> _Do this_
Pick every line with "HTTP" from the material below.

──────── Supplied data

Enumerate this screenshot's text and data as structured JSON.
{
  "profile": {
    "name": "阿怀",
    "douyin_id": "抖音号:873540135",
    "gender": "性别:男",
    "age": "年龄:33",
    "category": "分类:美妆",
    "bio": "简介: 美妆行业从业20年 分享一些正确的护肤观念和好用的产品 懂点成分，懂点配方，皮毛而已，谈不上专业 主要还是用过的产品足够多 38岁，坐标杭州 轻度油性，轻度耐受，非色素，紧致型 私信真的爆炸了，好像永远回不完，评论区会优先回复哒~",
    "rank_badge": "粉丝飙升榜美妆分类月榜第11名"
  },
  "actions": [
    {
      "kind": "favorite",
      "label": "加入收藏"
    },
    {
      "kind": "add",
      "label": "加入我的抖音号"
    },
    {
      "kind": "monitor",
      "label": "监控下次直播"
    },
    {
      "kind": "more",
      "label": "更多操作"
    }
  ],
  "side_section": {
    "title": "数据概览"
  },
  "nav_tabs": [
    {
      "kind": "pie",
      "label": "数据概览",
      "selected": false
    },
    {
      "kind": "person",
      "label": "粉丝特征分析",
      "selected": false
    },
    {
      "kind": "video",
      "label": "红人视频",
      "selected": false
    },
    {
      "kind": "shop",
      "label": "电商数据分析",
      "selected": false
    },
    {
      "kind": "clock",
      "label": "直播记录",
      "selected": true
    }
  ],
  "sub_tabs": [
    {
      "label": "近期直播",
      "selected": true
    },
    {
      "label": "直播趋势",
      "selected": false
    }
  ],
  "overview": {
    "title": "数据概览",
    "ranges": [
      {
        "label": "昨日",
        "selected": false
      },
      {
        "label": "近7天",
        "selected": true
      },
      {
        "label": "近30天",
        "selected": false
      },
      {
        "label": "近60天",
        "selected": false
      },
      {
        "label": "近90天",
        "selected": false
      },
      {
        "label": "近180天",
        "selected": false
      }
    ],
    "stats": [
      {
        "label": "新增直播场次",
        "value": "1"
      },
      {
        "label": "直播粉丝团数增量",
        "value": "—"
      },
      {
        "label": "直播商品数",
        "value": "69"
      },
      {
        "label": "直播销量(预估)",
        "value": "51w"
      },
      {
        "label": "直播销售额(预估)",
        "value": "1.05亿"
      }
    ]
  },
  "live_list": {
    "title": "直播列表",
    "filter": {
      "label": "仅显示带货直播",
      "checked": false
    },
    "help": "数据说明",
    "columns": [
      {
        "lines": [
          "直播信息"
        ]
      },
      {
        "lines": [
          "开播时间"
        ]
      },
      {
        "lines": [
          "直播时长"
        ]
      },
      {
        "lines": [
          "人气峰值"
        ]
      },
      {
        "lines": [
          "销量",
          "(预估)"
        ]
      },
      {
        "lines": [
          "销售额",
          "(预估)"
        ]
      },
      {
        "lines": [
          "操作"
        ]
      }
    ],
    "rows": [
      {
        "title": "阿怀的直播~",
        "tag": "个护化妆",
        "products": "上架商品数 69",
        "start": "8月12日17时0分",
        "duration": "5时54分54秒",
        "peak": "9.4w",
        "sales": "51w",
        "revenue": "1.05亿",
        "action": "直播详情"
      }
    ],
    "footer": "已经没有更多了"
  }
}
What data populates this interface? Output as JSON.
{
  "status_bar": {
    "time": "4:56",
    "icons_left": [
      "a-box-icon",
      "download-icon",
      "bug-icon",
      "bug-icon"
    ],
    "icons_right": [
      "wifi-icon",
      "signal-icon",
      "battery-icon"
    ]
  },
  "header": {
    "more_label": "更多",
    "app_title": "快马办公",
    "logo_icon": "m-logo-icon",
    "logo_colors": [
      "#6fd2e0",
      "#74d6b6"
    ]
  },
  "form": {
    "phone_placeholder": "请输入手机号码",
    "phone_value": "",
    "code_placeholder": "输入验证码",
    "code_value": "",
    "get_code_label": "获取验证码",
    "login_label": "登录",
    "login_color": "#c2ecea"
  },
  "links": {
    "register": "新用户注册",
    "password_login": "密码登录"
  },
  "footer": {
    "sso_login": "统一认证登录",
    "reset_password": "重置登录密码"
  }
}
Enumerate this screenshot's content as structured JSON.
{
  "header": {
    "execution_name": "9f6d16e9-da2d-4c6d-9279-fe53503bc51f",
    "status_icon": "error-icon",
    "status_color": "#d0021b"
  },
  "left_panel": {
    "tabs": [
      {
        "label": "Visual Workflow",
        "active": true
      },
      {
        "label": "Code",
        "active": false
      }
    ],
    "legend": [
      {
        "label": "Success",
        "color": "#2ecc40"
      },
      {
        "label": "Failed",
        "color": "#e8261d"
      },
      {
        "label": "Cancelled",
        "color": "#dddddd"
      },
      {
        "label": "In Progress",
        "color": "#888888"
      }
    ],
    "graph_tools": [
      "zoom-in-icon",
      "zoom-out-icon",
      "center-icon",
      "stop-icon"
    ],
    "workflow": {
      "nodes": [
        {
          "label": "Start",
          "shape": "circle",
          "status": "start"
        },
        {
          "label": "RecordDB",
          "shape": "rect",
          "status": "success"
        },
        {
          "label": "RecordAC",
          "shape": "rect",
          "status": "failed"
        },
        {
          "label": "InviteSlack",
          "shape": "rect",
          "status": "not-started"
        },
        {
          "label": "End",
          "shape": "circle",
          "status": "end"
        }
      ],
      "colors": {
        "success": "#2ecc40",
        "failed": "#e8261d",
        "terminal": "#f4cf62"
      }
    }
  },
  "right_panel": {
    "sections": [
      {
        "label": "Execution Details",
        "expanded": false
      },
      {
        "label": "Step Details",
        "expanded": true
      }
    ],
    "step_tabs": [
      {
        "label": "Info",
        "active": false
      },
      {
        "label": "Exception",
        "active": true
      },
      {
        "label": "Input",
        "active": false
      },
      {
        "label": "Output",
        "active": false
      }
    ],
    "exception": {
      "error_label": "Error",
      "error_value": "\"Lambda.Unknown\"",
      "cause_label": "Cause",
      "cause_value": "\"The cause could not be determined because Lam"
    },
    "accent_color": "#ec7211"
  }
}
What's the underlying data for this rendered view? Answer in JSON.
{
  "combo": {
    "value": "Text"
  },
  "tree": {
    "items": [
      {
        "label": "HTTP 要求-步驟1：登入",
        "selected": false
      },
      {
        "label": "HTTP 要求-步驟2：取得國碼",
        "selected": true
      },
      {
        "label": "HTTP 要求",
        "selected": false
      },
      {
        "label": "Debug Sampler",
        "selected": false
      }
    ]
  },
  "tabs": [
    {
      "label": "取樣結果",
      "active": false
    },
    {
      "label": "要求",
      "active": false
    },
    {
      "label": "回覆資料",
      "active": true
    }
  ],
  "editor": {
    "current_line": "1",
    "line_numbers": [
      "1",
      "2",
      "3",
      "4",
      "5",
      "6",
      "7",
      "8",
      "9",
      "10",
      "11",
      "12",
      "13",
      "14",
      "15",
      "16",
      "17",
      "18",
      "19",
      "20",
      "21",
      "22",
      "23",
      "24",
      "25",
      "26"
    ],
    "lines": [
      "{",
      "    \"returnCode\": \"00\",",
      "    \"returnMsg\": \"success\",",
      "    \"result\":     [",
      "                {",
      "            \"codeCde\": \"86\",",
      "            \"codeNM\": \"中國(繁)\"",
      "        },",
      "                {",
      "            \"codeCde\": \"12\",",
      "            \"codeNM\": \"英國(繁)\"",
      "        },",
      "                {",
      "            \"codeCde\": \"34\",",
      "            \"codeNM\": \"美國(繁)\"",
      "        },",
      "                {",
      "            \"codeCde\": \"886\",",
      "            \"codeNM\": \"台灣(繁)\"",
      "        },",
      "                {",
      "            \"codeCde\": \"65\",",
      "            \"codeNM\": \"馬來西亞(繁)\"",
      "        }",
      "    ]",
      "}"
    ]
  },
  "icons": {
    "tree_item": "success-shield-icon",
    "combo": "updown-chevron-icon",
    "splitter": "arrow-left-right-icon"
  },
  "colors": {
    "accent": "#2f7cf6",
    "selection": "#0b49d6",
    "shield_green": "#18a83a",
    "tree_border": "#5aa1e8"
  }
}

────────────────

> _Output for this task_
        "label": "HTTP 要求-步驟1：登入",
        "label": "HTTP 要求-步驟2：取得國碼",
        "label": "HTTP 要求",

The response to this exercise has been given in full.